**Brief:**
Transcribe the entries that follow, word for word.

**Excerpted records:**
============================================================

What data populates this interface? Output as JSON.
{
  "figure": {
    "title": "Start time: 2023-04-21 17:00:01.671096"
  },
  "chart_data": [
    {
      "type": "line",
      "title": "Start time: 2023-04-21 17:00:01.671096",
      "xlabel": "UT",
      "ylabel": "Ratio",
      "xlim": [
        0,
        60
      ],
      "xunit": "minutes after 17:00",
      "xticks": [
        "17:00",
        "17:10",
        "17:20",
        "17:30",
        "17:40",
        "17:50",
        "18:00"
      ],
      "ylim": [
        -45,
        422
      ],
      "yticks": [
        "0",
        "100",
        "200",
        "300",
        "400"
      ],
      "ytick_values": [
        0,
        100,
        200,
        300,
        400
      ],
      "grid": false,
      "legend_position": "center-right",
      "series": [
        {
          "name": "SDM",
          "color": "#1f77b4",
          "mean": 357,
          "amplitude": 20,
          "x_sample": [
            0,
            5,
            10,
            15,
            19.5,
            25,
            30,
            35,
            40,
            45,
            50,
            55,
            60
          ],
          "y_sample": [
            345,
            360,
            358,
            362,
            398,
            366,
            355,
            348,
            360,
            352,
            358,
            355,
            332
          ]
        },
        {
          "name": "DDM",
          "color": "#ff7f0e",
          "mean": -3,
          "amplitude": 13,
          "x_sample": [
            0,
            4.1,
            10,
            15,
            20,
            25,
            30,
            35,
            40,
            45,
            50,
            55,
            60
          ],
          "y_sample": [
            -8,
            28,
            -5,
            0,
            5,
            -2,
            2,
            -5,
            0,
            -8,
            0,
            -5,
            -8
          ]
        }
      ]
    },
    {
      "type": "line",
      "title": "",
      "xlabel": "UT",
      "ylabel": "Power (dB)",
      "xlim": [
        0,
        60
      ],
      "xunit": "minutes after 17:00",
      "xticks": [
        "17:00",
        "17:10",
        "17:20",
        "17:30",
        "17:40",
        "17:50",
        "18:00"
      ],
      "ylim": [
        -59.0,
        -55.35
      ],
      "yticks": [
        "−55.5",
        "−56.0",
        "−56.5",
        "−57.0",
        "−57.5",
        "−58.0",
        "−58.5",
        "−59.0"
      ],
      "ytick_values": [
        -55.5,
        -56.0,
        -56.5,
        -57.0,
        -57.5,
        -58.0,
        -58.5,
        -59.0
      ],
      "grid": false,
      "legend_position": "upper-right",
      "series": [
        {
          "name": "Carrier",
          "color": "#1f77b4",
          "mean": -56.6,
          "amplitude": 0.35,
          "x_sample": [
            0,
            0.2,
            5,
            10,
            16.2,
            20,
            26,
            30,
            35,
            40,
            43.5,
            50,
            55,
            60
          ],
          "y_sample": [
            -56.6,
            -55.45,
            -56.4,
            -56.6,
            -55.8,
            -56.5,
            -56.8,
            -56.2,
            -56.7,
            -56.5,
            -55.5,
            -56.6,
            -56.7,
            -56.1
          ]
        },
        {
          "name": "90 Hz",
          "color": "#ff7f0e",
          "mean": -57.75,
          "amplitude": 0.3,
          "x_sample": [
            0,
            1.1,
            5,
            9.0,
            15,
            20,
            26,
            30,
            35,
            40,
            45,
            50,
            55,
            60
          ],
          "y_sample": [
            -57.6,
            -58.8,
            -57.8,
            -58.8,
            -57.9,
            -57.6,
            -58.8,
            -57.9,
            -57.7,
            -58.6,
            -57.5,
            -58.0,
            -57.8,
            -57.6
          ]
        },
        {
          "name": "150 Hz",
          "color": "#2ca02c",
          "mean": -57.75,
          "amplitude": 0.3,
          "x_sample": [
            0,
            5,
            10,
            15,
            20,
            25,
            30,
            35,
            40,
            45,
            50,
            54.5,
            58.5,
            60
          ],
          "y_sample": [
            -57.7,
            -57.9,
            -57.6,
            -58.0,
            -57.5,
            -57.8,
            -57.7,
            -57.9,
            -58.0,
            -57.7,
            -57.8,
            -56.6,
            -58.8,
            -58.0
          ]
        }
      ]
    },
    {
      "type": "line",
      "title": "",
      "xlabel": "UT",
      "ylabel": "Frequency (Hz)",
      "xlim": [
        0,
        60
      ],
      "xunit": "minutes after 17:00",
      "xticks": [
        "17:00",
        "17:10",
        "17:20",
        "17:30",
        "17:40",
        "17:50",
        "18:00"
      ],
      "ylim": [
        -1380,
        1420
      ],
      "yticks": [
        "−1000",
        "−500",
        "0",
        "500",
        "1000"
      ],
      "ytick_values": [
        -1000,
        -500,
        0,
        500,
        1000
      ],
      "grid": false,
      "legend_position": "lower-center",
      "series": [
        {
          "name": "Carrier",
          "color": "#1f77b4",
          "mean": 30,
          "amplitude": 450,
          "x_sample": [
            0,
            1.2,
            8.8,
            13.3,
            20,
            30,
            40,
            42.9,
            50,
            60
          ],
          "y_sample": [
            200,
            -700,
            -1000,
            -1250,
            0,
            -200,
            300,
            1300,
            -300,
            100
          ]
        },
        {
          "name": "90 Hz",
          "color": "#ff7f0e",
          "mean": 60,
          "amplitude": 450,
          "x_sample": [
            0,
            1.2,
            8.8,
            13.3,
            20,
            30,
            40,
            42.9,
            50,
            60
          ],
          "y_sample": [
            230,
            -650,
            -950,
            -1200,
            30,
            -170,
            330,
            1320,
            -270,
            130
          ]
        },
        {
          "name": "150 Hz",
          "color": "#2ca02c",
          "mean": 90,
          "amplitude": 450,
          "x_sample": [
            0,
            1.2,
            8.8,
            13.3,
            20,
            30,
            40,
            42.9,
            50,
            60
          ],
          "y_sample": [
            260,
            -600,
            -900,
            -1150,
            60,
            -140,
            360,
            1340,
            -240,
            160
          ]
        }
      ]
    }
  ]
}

============================================================

**Answer for the task:**
What data populates this interface? Output as JSON.
{
  "figure": {
    "title": "Start time: 2023-04-21 17:00:01.671096"
  },
  "chart_data": [
    {
      "type": "line",
      "title": "Start time: 2023-04-21 17:00:01.671096",
      "xlabel": "UT",
      "ylabel": "Ratio",
      "xlim": [
        0,
        60
      ],
      "xunit": "minutes after 17:00",
      "xticks": [
        "17:00",
        "17:10",
        "17:20",
        "17:30",
        "17:40",
        "17:50",
        "18:00"
      ],
      "ylim": [
        -45,
        422
      ],
      "yticks": [
        "0",
        "100",
        "200",
        "300",
        "400"
      ],
      "ytick_values": [
        0,
        100,
        200,
        300,
        400
      ],
      "grid": false,
      "legend_position": "center-right",
      "series": [
        {
          "name": "SDM",
          "color": "#1f77b4",
          "mean": 357,
          "amplitude": 20,
          "x_sample": [
            0,
            5,
            10,
            15,
            19.5,
            25,
            30,
            35,
            40,
            45,
            50,
            55,
            60
          ],
          "y_sample": [
            345,
            360,
            358,
            362,
            398,
            366,
            355,
            348,
            360,
            352,
            358,
            355,
            332
          ]
        },
        {
          "name": "DDM",
          "color": "#ff7f0e",
          "mean": -3,
          "amplitude": 13,
          "x_sample": [
            0,
            4.1,
            10,
            15,
            20,
            25,
            30,
            35,
            40,
            45,
            50,
            55,
            60
          ],
          "y_sample": [
            -8,
            28,
            -5,
            0,
            5,
            -2,
            2,
            -5,
            0,
            -8,
            0,
            -5,
            -8
          ]
        }
      ]
    },
    {
      "type": "line",
      "title": "",
      "xlabel": "UT",
      "ylabel": "Power (dB)",
      "xlim": [
        0,
        60
      ],
      "xunit": "minutes after 17:00",
      "xticks": [
        "17:00",
        "17:10",
        "17:20",
        "17:30",
        "17:40",
        "17:50",
        "18:00"
      ],
      "ylim": [
        -59.0,
        -55.35
      ],
      "yticks": [
        "−55.5",
        "−56.0",
        "−56.5",
        "−57.0",
        "−57.5",
        "−58.0",
        "−58.5",
        "−59.0"
      ],
      "ytick_values": [
        -55.5,
        -56.0,
        -56.5,
        -57.0,
        -57.5,
        -58.0,
        -58.5,
        -59.0
      ],
      "grid": false,
      "legend_position": "upper-right",
      "series": [
        {
          "name": "Carrier",
          "color": "#1f77b4",
          "mean": -56.6,
          "amplitude": 0.35,
          "x_sample": [
            0,
            0.2,
            5,
            10,
            16.2,
            20,
            26,
            30,
            35,
            40,
            43.5,
            50,
            55,
            60
          ],
          "y_sample": [
            -56.6,
            -55.45,
            -56.4,
            -56.6,
            -55.8,
            -56.5,
            -56.8,
            -56.2,
            -56.7,
            -56.5,
            -55.5,
            -56.6,
            -56.7,
            -56.1
          ]
        },
        {
          "name": "90 Hz",
          "color": "#ff7f0e",
          "mean": -57.75,
          "amplitude": 0.3,
          "x_sample": [
            0,
            1.1,
            5,
            9.0,
            15,
            20,
            26,
            30,
            35,
            40,
            45,
            50,
            55,
            60
          ],
          "y_sample": [
            -57.6,
            -58.8,
            -57.8,
            -58.8,
            -57.9,
            -57.6,
            -58.8,
            -57.9,
            -57.7,
            -58.6,
            -57.5,
            -58.0,
            -57.8,
            -57.6
          ]
        },
        {
          "name": "150 Hz",
          "color": "#2ca02c",
          "mean": -57.75,
          "amplitude": 0.3,
          "x_sample": [
            0,
            5,
            10,
            15,
            20,
            25,
            30,
            35,
            40,
            45,
            50,
            54.5,
            58.5,
            60
          ],
          "y_sample": [
            -57.7,
            -57.9,
            -57.6,
            -58.0,
            -57.5,
            -57.8,
            -57.7,
            -57.9,
            -58.0,
            -57.7,
            -57.8,
            -56.6,
            -58.8,
            -58.0
          ]
        }
      ]
    },
    {
      "type": "line",
      "title": "",
      "xlabel": "UT",
      "ylabel": "Frequency (Hz)",
      "xlim": [
        0,
        60
      ],
      "xunit": "minutes after 17:00",
      "xticks": [
        "17:00",
        "17:10",
        "17:20",
        "17:30",
        "17:40",
        "17:50",
        "18:00"
      ],
      "ylim": [
        -1380,
        1420
      ],
      "yticks": [
        "−1000",
        "−500",
        "0",
        "500",
        "1000"
      ],
      "ytick_values": [
        -1000,
        -500,
        0,
        500,
        1000
      ],
      "grid": false,
      "legend_position": "lower-center",
      "series": [
        {
          "name": "Carrier",
          "color": "#1f77b4",
          "mean": 30,
          "amplitude": 450,
          "x_sample": [
            0,
            1.2,
            8.8,
            13.3,
            20,
            30,
            40,
            42.9,
            50,
            60
          ],
          "y_sample": [
            200,
            -700,
            -1000,
            -1250,
            0,
            -200,
            300,
            1300,
            -300,
            100
          ]
        },
        {
          "name": "90 Hz",
          "color": "#ff7f0e",
          "mean": 60,
          "amplitude": 450,
          "x_sample": [
            0,
            1.2,
            8.8,
            13.3,
            20,
            30,
            40,
            42.9,
            50,
            60
          ],
          "y_sample": [
            230,
            -650,
            -950,
            -1200,
            30,
            -170,
            330,
            1320,
            -270,
            130
          ]
        },
        {
          "name": "150 Hz",
          "color": "#2ca02c",
          "mean": 90,
          "amplitude": 450,
          "x_sample": [
            0,
            1.2,
            8.8,
            13.3,
            20,
            30,
            40,
            42.9,
            50,
            60
          ],
          "y_sample": [
            260,
            -600,
            -900,
            -1150,
            60,
            -140,
            360,
            1340,
            -240,
            160
          ]
        }
      ]
    }
  ]
}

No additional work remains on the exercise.